Material provided START

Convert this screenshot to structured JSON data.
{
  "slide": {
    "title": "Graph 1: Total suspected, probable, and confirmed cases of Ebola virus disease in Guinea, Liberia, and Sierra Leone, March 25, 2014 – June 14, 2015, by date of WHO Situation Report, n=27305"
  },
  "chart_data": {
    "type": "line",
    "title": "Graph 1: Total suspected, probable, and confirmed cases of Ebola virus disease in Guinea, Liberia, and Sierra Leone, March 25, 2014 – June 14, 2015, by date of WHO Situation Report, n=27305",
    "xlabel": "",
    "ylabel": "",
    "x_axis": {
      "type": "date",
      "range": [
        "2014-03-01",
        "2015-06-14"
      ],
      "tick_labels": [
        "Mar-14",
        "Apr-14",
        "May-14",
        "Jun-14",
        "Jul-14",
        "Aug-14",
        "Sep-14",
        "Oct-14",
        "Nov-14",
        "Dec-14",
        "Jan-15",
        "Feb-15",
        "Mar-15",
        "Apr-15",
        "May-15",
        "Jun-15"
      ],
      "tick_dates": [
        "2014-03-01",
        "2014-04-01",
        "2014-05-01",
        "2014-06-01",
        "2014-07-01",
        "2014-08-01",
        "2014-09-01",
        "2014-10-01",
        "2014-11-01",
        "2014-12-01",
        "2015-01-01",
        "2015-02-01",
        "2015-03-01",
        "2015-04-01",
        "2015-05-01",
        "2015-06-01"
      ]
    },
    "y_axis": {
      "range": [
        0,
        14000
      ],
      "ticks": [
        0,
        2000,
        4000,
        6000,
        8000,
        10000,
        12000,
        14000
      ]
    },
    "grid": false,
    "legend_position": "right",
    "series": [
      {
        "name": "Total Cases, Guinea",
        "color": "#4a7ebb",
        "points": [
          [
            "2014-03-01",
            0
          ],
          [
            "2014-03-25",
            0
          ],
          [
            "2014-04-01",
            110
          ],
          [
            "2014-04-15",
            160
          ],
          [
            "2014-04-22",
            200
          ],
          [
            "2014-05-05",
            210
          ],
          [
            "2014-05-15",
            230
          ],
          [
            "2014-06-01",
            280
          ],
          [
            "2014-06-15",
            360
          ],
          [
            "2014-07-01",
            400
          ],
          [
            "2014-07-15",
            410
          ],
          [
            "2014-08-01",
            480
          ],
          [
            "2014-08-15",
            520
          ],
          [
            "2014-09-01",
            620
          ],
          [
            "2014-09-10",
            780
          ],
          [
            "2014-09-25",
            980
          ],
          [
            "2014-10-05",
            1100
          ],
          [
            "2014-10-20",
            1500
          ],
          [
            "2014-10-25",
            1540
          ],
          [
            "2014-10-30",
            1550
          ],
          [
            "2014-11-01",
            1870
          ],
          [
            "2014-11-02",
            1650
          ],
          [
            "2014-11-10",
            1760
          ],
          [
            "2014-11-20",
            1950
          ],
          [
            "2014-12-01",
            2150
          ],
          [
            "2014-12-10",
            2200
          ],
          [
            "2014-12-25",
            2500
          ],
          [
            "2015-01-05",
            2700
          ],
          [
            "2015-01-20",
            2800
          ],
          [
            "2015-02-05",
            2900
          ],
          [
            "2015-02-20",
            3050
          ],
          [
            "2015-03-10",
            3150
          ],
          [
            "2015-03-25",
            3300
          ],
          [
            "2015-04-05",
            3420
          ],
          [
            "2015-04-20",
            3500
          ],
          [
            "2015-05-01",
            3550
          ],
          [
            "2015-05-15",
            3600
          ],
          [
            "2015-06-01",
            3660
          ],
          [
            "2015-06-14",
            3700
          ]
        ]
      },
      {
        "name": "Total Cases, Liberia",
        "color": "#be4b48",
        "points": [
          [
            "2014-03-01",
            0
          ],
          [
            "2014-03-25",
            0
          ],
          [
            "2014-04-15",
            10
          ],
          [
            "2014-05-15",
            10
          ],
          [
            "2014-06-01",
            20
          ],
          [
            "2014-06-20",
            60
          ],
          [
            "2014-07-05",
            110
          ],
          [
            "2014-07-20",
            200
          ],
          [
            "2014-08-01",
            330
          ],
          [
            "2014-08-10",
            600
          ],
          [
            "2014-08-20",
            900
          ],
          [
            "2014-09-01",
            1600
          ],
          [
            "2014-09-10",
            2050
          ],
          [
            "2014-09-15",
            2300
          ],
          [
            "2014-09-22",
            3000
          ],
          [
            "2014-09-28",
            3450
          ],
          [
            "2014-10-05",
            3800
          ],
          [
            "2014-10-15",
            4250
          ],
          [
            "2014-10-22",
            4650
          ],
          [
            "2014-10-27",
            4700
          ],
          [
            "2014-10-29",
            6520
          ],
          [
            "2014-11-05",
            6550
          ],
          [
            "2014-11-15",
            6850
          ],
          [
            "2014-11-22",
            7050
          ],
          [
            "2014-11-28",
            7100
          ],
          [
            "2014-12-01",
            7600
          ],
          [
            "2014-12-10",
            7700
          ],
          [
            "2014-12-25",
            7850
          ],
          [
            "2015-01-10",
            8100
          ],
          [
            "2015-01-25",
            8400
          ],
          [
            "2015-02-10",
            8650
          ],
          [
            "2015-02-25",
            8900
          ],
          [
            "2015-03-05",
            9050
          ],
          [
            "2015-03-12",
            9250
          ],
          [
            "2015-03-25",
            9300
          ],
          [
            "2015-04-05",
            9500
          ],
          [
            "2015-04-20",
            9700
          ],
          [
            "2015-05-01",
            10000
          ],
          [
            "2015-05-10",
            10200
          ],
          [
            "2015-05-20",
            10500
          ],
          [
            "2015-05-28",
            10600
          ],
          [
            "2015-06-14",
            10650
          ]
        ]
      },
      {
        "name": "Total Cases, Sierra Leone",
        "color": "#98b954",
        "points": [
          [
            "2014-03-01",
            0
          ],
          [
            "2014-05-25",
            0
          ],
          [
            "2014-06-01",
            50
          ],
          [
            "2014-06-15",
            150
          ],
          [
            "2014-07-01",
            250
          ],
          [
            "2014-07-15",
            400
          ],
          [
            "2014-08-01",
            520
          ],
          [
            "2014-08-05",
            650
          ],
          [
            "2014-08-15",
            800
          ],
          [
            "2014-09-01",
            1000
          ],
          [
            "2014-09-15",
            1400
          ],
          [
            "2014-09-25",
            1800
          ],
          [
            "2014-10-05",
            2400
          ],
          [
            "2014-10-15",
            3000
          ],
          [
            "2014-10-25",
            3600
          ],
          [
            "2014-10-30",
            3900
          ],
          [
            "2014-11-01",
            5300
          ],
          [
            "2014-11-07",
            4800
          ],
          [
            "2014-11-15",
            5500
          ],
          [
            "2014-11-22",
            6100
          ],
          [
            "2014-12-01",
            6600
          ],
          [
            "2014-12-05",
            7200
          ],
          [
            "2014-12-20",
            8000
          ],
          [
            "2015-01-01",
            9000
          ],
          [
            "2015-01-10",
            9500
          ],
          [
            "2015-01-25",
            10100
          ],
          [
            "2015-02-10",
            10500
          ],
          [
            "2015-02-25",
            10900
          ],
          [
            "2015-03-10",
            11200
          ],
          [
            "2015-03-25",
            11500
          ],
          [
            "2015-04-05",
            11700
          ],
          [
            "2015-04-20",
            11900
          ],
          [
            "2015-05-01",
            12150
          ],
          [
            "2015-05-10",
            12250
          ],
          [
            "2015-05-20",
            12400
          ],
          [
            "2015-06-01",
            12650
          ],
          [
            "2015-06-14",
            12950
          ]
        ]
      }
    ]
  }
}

Material provided END

Copy out each record, keeping every word as it is.

**Task output:**
Convert this screenshot to structured JSON data.
{
  "slide": {
    "title": "Graph 1: Total suspected, probable, and confirmed cases of Ebola virus disease in Guinea, Liberia, and Sierra Leone, March 25, 2014 – June 14, 2015, by date of WHO Situation Report, n=27305"
  },
  "chart_data": {
    "type": "line",
    "title": "Graph 1: Total suspected, probable, and confirmed cases of Ebola virus disease in Guinea, Liberia, and Sierra Leone, March 25, 2014 – June 14, 2015, by date of WHO Situation Report, n=27305",
    "xlabel": "",
    "ylabel": "",
    "x_axis": {
      "type": "date",
      "range": [
        "2014-03-01",
        "2015-06-14"
      ],
      "tick_labels": [
        "Mar-14",
        "Apr-14",
        "May-14",
        "Jun-14",
        "Jul-14",
        "Aug-14",
        "Sep-14",
        "Oct-14",
        "Nov-14",
        "Dec-14",
        "Jan-15",
        "Feb-15",
        "Mar-15",
        "Apr-15",
        "May-15",
        "Jun-15"
      ],
      "tick_dates": [
        "2014-03-01",
        "2014-04-01",
        "2014-05-01",
        "2014-06-01",
        "2014-07-01",
        "2014-08-01",
        "2014-09-01",
        "2014-10-01",
        "2014-11-01",
        "2014-12-01",
        "2015-01-01",
        "2015-02-01",
        "2015-03-01",
        "2015-04-01",
        "2015-05-01",
        "2015-06-01"
      ]
    },
    "y_axis": {
      "range": [
        0,
        14000
      ],
      "ticks": [
        0,
        2000,
        4000,
        6000,
        8000,
        10000,
        12000,
        14000
      ]
    },
    "grid": false,
    "legend_position": "right",
    "series": [
      {
        "name": "Total Cases, Guinea",
        "color": "#4a7ebb",
        "points": [
          [
            "2014-03-01",
            0
          ],
          [
            "2014-03-25",
            0
          ],
          [
            "2014-04-01",
            110
          ],
          [
            "2014-04-15",
            160
          ],
          [
            "2014-04-22",
            200
          ],
          [
            "2014-05-05",
            210
          ],
          [
            "2014-05-15",
            230
          ],
          [
            "2014-06-01",
            280
          ],
          [
            "2014-06-15",
            360
          ],
          [
            "2014-07-01",
            400
          ],
          [
            "2014-07-15",
            410
          ],
          [
            "2014-08-01",
            480
          ],
          [
            "2014-08-15",
            520
          ],
          [
            "2014-09-01",
            620
          ],
          [
            "2014-09-10",
            780
          ],
          [
            "2014-09-25",
            980
          ],
          [
            "2014-10-05",
            1100
          ],
          [
            "2014-10-20",
            1500
          ],
          [
            "2014-10-25",
            1540
          ],
          [
            "2014-10-30",
            1550
          ],
          [
            "2014-11-01",
            1870
          ],
          [
            "2014-11-02",
            1650
          ],
          [
            "2014-11-10",
            1760
          ],
          [
            "2014-11-20",
            1950
          ],
          [
            "2014-12-01",
            2150
          ],
          [
            "2014-12-10",
            2200
          ],
          [
            "2014-12-25",
            2500
          ],
          [
            "2015-01-05",
            2700
          ],
          [
            "2015-01-20",
            2800
          ],
          [
            "2015-02-05",
            2900
          ],
          [
            "2015-02-20",
            3050
          ],
          [
            "2015-03-10",
            3150
          ],
          [
            "2015-03-25",
            3300
          ],
          [
            "2015-04-05",
            3420
          ],
          [
            "2015-04-20",
            3500
          ],
          [
            "2015-05-01",
            3550
          ],
          [
            "2015-05-15",
            3600
          ],
          [
            "2015-06-01",
            3660
          ],
          [
            "2015-06-14",
            3700
          ]
        ]
      },
      {
        "name": "Total Cases, Liberia",
        "color": "#be4b48",
        "points": [
          [
            "2014-03-01",
            0
          ],
          [
            "2014-03-25",
            0
          ],
          [
            "2014-04-15",
            10
          ],
          [
            "2014-05-15",
            10
          ],
          [
            "2014-06-01",
            20
          ],
          [
            "2014-06-20",
            60
          ],
          [
            "2014-07-05",
            110
          ],
          [
            "2014-07-20",
            200
          ],
          [
            "2014-08-01",
            330
          ],
          [
            "2014-08-10",
            600
          ],
          [
            "2014-08-20",
            900
          ],
          [
            "2014-09-01",
            1600
          ],
          [
            "2014-09-10",
            2050
          ],
          [
            "2014-09-15",
            2300
          ],
          [
            "2014-09-22",
            3000
          ],
          [
            "2014-09-28",
            3450
          ],
          [
            "2014-10-05",
            3800
          ],
          [
            "2014-10-15",
            4250
          ],
          [
            "2014-10-22",
            4650
          ],
          [
            "2014-10-27",
            4700
          ],
          [
            "2014-10-29",
            6520
          ],
          [
            "2014-11-05",
            6550
          ],
          [
            "2014-11-15",
            6850
          ],
          [
            "2014-11-22",
            7050
          ],
          [
            "2014-11-28",
            7100
          ],
          [
            "2014-12-01",
            7600
          ],
          [
            "2014-12-10",
            7700
          ],
          [
            "2014-12-25",
            7850
          ],
          [
            "2015-01-10",
            8100
          ],
          [
            "2015-01-25",
            8400
          ],
          [
            "2015-02-10",
            8650
          ],
          [
            "2015-02-25",
            8900
          ],
          [
            "2015-03-05",
            9050
          ],
          [
            "2015-03-12",
            9250
          ],
          [
            "2015-03-25",
            9300
          ],
          [
            "2015-04-05",
            9500
          ],
          [
            "2015-04-20",
            9700
          ],
          [
            "2015-05-01",
            10000
          ],
          [
            "2015-05-10",
            10200
          ],
          [
            "2015-05-20",
            10500
          ],
          [
            "2015-05-28",
            10600
          ],
          [
            "2015-06-14",
            10650
          ]
        ]
      },
      {
        "name": "Total Cases, Sierra Leone",
        "color": "#98b954",
        "points": [
          [
            "2014-03-01",
            0
          ],
          [
            "2014-05-25",
            0
          ],
          [
            "2014-06-01",
            50
          ],
          [
            "2014-06-15",
            150
          ],
          [
            "2014-07-01",
            250
          ],
          [
            "2014-07-15",
            400
          ],
          [
            "2014-08-01",
            520
          ],
          [
            "2014-08-05",
            650
          ],
          [
            "2014-08-15",
            800
          ],
          [
            "2014-09-01",
            1000
          ],
          [
            "2014-09-15",
            1400
          ],
          [
            "2014-09-25",
            1800
          ],
          [
            "2014-10-05",
            2400
          ],
          [
            "2014-10-15",
            3000
          ],
          [
            "2014-10-25",
            3600
          ],
          [
            "2014-10-30",
            3900
          ],
          [
            "2014-11-01",
            5300
          ],
          [
            "2014-11-07",
            4800
          ],
          [
            "2014-11-15",
            5500
          ],
          [
            "2014-11-22",
            6100
          ],
          [
            "2014-12-01",
            6600
          ],
          [
            "2014-12-05",
            7200
          ],
          [
            "2014-12-20",
            8000
          ],
          [
            "2015-01-01",
            9000
          ],
          [
            "2015-01-10",
            9500
          ],
          [
            "2015-01-25",
            10100
          ],
          [
            "2015-02-10",
            10500
          ],
          [
            "2015-02-25",
            10900
          ],
          [
            "2015-03-10",
            11200
          ],
          [
            "2015-03-25",
            11500
          ],
          [
            "2015-04-05",
            11700
          ],
          [
            "2015-04-20",
            11900
          ],
          [
            "2015-05-01",
            12150
          ],
          [
            "2015-05-10",
            12250
          ],
          [
            "2015-05-20",
            12400
          ],
          [
            "2015-06-01",
            12650
          ],
          [
            "2015-06-14",
            12950
          ]
        ]
      }
    ]
  }
}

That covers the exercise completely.